[What the task asks]: Transcribe the records in full, keeping every character as it is.

[Records from a data source]:
[Begin]
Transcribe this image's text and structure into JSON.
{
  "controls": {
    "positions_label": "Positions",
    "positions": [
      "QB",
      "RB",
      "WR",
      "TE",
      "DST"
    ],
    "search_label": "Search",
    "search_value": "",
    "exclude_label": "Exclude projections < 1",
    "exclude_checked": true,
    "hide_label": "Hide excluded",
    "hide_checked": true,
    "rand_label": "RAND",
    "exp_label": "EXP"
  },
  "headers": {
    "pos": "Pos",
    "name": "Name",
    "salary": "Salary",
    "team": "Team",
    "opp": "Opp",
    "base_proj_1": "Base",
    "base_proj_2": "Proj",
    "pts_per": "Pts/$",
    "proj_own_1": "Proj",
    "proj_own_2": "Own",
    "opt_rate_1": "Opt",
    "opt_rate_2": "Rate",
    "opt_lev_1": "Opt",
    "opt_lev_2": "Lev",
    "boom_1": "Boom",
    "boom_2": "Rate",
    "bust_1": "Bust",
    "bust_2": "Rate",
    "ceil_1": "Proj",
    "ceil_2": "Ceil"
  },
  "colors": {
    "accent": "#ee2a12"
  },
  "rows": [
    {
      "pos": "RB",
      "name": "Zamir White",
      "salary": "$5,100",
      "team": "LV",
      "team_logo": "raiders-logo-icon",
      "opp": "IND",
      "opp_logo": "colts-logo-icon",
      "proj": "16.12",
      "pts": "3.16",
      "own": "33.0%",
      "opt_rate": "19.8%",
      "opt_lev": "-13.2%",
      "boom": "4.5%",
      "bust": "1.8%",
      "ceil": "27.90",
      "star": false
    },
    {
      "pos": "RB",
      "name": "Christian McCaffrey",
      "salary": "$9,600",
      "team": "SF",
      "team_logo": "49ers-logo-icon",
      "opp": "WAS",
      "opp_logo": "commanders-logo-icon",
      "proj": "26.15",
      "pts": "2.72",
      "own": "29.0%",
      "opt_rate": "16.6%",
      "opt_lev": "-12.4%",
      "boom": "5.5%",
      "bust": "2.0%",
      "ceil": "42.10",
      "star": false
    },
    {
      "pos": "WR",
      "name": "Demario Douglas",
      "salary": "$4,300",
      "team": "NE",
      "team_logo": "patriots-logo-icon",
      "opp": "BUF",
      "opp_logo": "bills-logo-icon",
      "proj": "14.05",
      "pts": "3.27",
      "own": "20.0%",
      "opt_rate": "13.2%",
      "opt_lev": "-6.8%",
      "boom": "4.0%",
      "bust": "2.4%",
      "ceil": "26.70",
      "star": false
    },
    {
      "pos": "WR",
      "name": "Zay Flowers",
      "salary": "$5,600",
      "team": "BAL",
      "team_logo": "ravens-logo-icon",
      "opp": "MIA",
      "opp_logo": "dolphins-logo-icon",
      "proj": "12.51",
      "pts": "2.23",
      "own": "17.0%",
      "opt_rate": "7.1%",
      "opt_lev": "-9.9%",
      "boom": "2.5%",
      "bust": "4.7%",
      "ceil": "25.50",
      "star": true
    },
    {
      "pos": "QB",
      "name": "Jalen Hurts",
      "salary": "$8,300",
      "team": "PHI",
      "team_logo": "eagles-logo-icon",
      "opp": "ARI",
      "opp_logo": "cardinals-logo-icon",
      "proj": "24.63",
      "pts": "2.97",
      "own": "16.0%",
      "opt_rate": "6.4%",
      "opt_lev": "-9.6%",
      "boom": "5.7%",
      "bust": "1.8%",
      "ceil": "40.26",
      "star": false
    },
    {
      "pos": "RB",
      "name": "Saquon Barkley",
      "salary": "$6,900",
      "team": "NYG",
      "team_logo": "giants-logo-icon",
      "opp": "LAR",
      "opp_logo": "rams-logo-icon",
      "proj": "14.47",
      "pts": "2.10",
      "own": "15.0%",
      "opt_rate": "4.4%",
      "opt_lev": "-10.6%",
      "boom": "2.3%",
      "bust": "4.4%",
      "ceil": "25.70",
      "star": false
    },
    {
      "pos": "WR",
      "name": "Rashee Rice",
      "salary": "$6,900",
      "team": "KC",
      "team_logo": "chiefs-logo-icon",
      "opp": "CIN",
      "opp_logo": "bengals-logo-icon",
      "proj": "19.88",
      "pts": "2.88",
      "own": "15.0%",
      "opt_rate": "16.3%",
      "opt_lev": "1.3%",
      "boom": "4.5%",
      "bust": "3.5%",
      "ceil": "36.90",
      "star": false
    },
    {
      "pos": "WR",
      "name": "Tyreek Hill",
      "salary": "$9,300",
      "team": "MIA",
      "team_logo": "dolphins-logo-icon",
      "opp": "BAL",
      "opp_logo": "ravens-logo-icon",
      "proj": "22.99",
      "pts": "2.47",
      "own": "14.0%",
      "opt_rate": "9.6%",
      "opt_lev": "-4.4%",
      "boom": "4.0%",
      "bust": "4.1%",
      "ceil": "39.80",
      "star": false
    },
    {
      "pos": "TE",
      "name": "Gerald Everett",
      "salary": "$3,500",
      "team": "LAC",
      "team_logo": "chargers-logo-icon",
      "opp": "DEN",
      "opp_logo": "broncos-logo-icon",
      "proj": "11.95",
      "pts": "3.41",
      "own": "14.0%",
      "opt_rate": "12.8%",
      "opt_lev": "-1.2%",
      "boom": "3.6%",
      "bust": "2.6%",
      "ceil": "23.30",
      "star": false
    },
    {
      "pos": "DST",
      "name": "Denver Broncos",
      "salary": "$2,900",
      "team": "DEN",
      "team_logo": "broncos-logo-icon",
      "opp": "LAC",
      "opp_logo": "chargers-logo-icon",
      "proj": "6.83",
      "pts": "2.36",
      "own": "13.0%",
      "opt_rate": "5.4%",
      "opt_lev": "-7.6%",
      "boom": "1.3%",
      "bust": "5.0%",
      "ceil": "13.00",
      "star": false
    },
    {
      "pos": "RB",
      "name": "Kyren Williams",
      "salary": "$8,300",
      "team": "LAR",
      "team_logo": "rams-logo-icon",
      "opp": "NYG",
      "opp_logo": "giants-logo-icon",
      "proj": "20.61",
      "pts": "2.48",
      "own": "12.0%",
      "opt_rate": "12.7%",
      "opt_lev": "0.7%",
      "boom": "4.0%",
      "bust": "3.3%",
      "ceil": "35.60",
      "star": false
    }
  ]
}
[End]
[Output of the exercise]:
Transcribe this image's text and structure into JSON.
{
  "controls": {
    "positions_label": "Positions",
    "positions": [
      "QB",
      "RB",
      "WR",
      "TE",
      "DST"
    ],
    "search_label": "Search",
    "search_value": "",
    "exclude_label": "Exclude projections < 1",
    "exclude_checked": true,
    "hide_label": "Hide excluded",
    "hide_checked": true,
    "rand_label": "RAND",
    "exp_label": "EXP"
  },
  "headers": {
    "pos": "Pos",
    "name": "Name",
    "salary": "Salary",
    "team": "Team",
    "opp": "Opp",
    "base_proj_1": "Base",
    "base_proj_2": "Proj",
    "pts_per": "Pts/$",
    "proj_own_1": "Proj",
    "proj_own_2": "Own",
    "opt_rate_1": "Opt",
    "opt_rate_2": "Rate",
    "opt_lev_1": "Opt",
    "opt_lev_2": "Lev",
    "boom_1": "Boom",
    "boom_2": "Rate",
    "bust_1": "Bust",
    "bust_2": "Rate",
    "ceil_1": "Proj",
    "ceil_2": "Ceil"
  },
  "colors": {
    "accent": "#ee2a12"
  },
  "rows": [
    {
      "pos": "RB",
      "name": "Zamir White",
      "salary": "$5,100",
      "team": "LV",
      "team_logo": "raiders-logo-icon",
      "opp": "IND",
      "opp_logo": "colts-logo-icon",
      "proj": "16.12",
      "pts": "3.16",
      "own": "33.0%",
      "opt_rate": "19.8%",
      "opt_lev": "-13.2%",
      "boom": "4.5%",
      "bust": "1.8%",
      "ceil": "27.90",
      "star": false
    },
    {
      "pos": "RB",
      "name": "Christian McCaffrey",
      "salary": "$9,600",
      "team": "SF",
      "team_logo": "49ers-logo-icon",
      "opp": "WAS",
      "opp_logo": "commanders-logo-icon",
      "proj": "26.15",
      "pts": "2.72",
      "own": "29.0%",
      "opt_rate": "16.6%",
      "opt_lev": "-12.4%",
      "boom": "5.5%",
      "bust": "2.0%",
      "ceil": "42.10",
      "star": false
    },
    {
      "pos": "WR",
      "name": "Demario Douglas",
      "salary": "$4,300",
      "team": "NE",
      "team_logo": "patriots-logo-icon",
      "opp": "BUF",
      "opp_logo": "bills-logo-icon",
      "proj": "14.05",
      "pts": "3.27",
      "own": "20.0%",
      "opt_rate": "13.2%",
      "opt_lev": "-6.8%",
      "boom": "4.0%",
      "bust": "2.4%",
      "ceil": "26.70",
      "star": false
    },
    {
      "pos": "WR",
      "name": "Zay Flowers",
      "salary": "$5,600",
      "team": "BAL",
      "team_logo": "ravens-logo-icon",
      "opp": "MIA",
      "opp_logo": "dolphins-logo-icon",
      "proj": "12.51",
      "pts": "2.23",
      "own": "17.0%",
      "opt_rate": "7.1%",
      "opt_lev": "-9.9%",
      "boom": "2.5%",
      "bust": "4.7%",
      "ceil": "25.50",
      "star": true
    },
    {
      "pos": "QB",
      "name": "Jalen Hurts",
      "salary": "$8,300",
      "team": "PHI",
      "team_logo": "eagles-logo-icon",
      "opp": "ARI",
      "opp_logo": "cardinals-logo-icon",
      "proj": "24.63",
      "pts": "2.97",
      "own": "16.0%",
      "opt_rate": "6.4%",
      "opt_lev": "-9.6%",
      "boom": "5.7%",
      "bust": "1.8%",
      "ceil": "40.26",
      "star": false
    },
    {
      "pos": "RB",
      "name": "Saquon Barkley",
      "salary": "$6,900",
      "team": "NYG",
      "team_logo": "giants-logo-icon",
      "opp": "LAR",
      "opp_logo": "rams-logo-icon",
      "proj": "14.47",
      "pts": "2.10",
      "own": "15.0%",
      "opt_rate": "4.4%",
      "opt_lev": "-10.6%",
      "boom": "2.3%",
      "bust": "4.4%",
      "ceil": "25.70",
      "star": false
    },
    {
      "pos": "WR",
      "name": "Rashee Rice",
      "salary": "$6,900",
      "team": "KC",
      "team_logo": "chiefs-logo-icon",
      "opp": "CIN",
      "opp_logo": "bengals-logo-icon",
      "proj": "19.88",
      "pts": "2.88",
      "own": "15.0%",
      "opt_rate": "16.3%",
      "opt_lev": "1.3%",
      "boom": "4.5%",
      "bust": "3.5%",
      "ceil": "36.90",
      "star": false
    },
    {
      "pos": "WR",
      "name": "Tyreek Hill",
      "salary": "$9,300",
      "team": "MIA",
      "team_logo": "dolphins-logo-icon",
      "opp": "BAL",
      "opp_logo": "ravens-logo-icon",
      "proj": "22.99",
      "pts": "2.47",
      "own": "14.0%",
      "opt_rate": "9.6%",
      "opt_lev": "-4.4%",
      "boom": "4.0%",
      "bust": "4.1%",
      "ceil": "39.80",
      "star": false
    },
    {
      "pos": "TE",
      "name": "Gerald Everett",
      "salary": "$3,500",
      "team": "LAC",
      "team_logo": "chargers-logo-icon",
      "opp": "DEN",
      "opp_logo": "broncos-logo-icon",
      "proj": "11.95",
      "pts": "3.41",
      "own": "14.0%",
      "opt_rate": "12.8%",
      "opt_lev": "-1.2%",
      "boom": "3.6%",
      "bust": "2.6%",
      "ceil": "23.30",
      "star": false
    },
    {
      "pos": "DST",
      "name": "Denver Broncos",
      "salary": "$2,900",
      "team": "DEN",
      "team_logo": "broncos-logo-icon",
      "opp": "LAC",
      "opp_logo": "chargers-logo-icon",
      "proj": "6.83",
      "pts": "2.36",
      "own": "13.0%",
      "opt_rate": "5.4%",
      "opt_lev": "-7.6%",
      "boom": "1.3%",
      "bust": "5.0%",
      "ceil": "13.00",
      "star": false
    },
    {
      "pos": "RB",
      "name": "Kyren Williams",
      "salary": "$8,300",
      "team": "LAR",
      "team_logo": "rams-logo-icon",
      "opp": "NYG",
      "opp_logo": "giants-logo-icon",
      "proj": "20.61",
      "pts": "2.48",
      "own": "12.0%",
      "opt_rate": "12.7%",
      "opt_lev": "0.7%",
      "boom": "4.0%",
      "bust": "3.3%",
      "ceil": "35.60",
      "star": false
    }
  ]
}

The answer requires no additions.